# Data excerpts
━━━━━━━━━━━━━━━━━━━━

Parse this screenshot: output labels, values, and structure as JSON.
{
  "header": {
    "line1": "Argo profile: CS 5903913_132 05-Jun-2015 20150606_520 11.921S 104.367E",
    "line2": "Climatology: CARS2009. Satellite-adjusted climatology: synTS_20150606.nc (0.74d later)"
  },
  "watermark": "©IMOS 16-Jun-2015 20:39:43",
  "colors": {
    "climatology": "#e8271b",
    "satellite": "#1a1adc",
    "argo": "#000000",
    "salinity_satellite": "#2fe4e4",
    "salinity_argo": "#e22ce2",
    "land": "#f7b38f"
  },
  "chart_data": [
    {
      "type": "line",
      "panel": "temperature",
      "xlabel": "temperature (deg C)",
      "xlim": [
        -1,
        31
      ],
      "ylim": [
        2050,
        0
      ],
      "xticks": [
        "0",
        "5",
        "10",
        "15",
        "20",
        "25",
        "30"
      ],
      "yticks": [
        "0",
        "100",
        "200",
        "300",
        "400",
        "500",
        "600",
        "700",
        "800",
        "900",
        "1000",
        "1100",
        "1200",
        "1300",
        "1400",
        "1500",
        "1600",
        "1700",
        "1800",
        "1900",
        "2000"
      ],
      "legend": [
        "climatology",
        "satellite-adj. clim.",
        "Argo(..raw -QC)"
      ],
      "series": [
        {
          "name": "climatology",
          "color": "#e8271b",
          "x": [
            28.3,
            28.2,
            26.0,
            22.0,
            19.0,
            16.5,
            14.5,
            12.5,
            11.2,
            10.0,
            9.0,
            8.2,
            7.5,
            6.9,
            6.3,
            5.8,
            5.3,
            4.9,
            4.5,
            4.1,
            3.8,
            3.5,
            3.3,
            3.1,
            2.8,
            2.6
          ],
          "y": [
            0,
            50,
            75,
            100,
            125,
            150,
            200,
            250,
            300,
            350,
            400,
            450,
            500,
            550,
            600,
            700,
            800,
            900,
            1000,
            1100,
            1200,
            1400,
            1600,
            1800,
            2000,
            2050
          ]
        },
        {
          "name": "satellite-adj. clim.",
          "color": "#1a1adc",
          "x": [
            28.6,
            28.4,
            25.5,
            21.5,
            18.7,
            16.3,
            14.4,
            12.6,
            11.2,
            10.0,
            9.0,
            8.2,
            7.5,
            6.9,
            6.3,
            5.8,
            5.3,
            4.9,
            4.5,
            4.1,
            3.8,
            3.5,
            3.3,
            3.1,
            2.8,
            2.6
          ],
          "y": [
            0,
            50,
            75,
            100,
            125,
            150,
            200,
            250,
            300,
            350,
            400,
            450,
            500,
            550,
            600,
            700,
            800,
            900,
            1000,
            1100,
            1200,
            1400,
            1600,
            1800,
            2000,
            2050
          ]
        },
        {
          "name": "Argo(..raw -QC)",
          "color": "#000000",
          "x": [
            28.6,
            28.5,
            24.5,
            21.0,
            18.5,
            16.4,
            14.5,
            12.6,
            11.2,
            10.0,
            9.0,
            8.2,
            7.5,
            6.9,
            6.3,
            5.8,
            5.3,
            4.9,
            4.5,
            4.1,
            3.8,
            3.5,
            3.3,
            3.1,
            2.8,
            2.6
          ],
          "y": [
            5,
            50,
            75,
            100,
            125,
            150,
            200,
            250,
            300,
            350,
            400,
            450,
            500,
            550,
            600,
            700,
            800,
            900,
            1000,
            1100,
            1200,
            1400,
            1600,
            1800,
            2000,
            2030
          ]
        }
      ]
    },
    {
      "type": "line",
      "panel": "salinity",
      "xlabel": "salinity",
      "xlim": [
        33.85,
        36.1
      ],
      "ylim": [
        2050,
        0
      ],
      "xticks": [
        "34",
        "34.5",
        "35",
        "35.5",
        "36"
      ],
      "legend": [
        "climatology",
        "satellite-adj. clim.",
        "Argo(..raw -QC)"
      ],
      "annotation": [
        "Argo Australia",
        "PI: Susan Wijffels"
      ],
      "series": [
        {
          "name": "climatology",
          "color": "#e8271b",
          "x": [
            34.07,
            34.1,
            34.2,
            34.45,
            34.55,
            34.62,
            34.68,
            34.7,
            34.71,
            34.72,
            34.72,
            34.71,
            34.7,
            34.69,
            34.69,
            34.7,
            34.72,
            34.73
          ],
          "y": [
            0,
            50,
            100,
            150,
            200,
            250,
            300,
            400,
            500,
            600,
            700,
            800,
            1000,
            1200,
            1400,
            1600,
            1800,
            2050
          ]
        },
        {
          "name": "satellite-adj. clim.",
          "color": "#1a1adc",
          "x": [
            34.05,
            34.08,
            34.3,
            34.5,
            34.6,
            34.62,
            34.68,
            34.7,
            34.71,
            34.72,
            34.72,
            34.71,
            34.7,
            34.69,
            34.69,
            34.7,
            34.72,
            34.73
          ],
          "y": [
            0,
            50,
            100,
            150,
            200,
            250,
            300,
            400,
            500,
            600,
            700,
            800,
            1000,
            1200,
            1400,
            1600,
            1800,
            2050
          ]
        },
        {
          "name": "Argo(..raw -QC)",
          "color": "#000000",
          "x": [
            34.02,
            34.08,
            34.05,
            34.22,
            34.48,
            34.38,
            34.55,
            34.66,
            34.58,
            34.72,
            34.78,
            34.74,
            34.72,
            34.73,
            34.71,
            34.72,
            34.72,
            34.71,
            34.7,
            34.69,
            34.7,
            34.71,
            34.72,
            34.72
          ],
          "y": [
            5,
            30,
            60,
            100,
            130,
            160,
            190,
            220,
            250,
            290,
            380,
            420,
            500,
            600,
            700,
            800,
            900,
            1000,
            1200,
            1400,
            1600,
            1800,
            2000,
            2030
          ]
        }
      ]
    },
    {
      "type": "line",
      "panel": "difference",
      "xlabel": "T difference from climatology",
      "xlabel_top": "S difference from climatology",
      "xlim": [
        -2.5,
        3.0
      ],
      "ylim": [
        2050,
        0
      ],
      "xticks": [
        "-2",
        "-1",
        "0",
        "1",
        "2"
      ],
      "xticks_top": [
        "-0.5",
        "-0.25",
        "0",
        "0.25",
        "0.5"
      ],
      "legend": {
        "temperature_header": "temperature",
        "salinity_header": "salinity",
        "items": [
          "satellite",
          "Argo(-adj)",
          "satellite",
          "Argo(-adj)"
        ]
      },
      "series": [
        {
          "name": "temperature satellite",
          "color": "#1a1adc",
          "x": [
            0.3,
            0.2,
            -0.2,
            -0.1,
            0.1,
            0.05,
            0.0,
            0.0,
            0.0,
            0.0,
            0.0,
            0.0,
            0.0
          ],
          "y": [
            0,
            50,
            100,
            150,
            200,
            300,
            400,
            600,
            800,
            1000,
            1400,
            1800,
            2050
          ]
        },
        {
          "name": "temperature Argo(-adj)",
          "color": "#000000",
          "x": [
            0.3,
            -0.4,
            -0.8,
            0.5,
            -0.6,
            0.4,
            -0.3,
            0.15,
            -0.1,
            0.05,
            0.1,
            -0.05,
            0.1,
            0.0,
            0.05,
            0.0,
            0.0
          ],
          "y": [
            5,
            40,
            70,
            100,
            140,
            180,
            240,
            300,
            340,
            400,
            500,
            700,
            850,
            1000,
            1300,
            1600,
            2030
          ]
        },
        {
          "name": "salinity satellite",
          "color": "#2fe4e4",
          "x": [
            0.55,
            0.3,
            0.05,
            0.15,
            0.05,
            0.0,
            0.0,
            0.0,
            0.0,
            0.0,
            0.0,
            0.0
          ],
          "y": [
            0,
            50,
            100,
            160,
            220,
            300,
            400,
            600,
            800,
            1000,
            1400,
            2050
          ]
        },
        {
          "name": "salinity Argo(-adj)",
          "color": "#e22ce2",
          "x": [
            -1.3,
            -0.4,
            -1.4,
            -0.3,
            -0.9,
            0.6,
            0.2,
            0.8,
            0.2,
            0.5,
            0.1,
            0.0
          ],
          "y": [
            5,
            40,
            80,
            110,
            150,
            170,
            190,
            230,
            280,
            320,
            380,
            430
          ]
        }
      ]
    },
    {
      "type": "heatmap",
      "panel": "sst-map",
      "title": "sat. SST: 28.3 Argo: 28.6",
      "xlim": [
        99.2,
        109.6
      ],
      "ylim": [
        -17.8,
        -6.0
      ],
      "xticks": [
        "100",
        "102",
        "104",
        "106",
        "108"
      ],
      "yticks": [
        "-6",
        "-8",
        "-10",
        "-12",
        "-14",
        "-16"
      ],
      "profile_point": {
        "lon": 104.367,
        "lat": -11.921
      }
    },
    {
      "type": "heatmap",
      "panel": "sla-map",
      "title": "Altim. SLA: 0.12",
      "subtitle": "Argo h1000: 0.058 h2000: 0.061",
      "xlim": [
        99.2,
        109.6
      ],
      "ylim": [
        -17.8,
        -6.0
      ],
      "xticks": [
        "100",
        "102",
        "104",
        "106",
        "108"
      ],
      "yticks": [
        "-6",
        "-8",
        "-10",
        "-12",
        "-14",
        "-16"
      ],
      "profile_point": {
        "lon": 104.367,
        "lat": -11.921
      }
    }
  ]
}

━━━━━━━━━━━━━━━━━━━━

# Exercise aim
Pull out the lines above in which the word "temperature" appears.

# The output
      "panel": "temperature",
      "xlabel": "temperature (deg C)",
        "temperature_header": "temperature",
          "name": "temperature satellite",
          "name": "temperature Argo(-adj)",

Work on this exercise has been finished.